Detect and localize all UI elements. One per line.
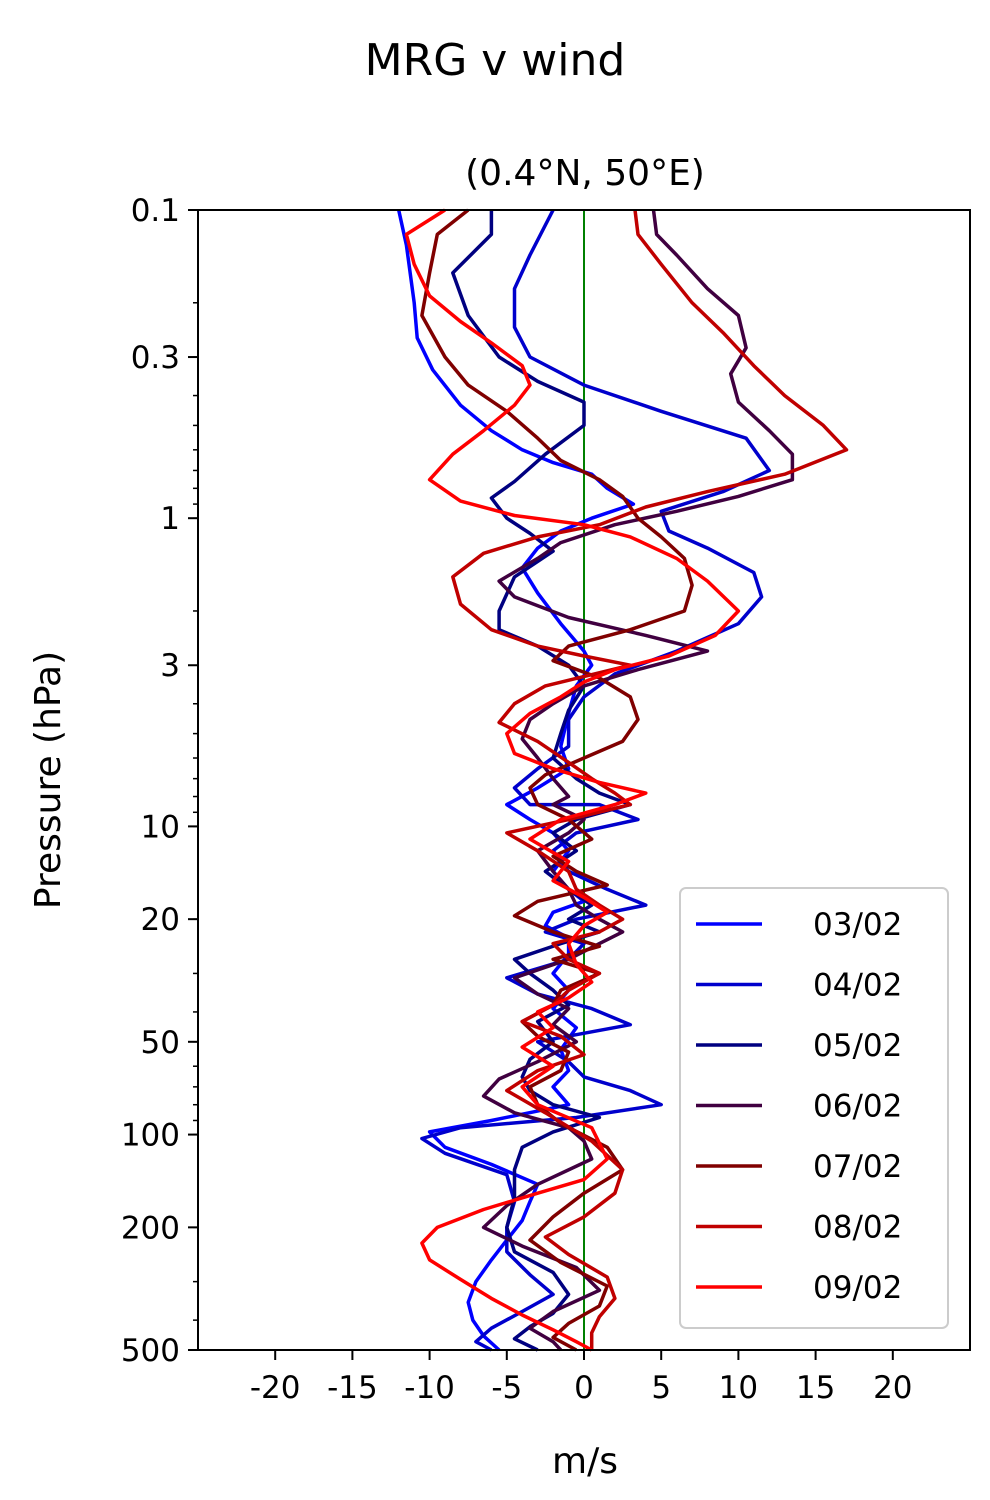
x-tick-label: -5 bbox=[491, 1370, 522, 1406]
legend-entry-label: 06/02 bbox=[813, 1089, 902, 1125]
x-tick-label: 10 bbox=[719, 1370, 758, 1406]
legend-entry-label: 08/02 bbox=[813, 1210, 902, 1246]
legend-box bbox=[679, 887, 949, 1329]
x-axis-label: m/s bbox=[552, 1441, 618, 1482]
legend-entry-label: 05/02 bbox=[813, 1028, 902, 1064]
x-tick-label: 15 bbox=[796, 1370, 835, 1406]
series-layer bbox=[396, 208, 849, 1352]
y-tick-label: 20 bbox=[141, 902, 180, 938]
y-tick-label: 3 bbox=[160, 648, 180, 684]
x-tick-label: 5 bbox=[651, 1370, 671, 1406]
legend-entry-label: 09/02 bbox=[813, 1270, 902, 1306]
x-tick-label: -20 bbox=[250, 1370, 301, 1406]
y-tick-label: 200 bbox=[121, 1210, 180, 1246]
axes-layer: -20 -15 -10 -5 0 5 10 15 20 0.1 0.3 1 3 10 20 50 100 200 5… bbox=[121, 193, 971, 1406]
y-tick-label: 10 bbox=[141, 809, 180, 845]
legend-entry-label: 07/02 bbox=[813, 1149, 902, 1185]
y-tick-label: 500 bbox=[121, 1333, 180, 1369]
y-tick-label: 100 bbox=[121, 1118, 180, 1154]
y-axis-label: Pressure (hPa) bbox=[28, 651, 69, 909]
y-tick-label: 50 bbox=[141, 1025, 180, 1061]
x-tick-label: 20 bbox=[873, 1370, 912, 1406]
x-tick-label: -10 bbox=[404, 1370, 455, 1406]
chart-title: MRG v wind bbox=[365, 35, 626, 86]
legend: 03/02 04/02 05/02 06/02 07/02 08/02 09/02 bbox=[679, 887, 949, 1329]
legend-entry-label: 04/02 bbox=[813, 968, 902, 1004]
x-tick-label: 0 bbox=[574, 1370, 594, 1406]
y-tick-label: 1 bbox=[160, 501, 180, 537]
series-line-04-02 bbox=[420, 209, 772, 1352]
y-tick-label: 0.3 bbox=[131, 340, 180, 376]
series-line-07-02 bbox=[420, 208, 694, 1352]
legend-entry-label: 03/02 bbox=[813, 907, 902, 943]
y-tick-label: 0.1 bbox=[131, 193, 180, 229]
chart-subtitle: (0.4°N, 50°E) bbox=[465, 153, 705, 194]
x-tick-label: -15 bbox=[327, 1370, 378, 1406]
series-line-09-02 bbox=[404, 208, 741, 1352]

####################

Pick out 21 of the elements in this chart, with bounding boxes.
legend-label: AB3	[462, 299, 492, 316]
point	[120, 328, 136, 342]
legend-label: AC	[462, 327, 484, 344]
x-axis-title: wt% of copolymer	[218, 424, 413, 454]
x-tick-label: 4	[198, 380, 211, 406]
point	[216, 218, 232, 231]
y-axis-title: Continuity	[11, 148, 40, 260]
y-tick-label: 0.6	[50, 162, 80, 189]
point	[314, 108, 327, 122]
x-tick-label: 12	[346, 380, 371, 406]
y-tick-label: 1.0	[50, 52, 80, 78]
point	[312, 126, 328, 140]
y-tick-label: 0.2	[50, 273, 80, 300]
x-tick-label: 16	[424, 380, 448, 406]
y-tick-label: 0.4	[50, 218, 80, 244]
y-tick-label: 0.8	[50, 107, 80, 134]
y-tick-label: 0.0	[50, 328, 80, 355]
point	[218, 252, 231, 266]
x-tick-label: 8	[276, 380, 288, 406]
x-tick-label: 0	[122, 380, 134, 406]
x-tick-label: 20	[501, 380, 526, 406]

####################

The task: Copy out the data from the line containing "Pick out 21" through the line containing "252, 231, 266]", keeping every line unchanged.

Output below:
Pick out 21 of the elements in this chart, with bounding boxes.
legend-label: AB3	[462, 299, 492, 316]
point	[120, 328, 136, 342]
legend-label: AC	[462, 327, 484, 344]
x-axis-title: wt% of copolymer	[218, 424, 413, 454]
x-tick-label: 4	[198, 380, 211, 406]
point	[216, 218, 232, 231]
y-axis-title: Continuity	[11, 148, 40, 260]
y-tick-label: 0.6	[50, 162, 80, 189]
point	[314, 108, 327, 122]
x-tick-label: 12	[346, 380, 371, 406]
y-tick-label: 1.0	[50, 52, 80, 78]
point	[312, 126, 328, 140]
y-tick-label: 0.2	[50, 273, 80, 300]
x-tick-label: 16	[424, 380, 448, 406]
y-tick-label: 0.4	[50, 218, 80, 244]
y-tick-label: 0.8	[50, 107, 80, 134]
y-tick-label: 0.0	[50, 328, 80, 355]
point	[218, 252, 231, 266]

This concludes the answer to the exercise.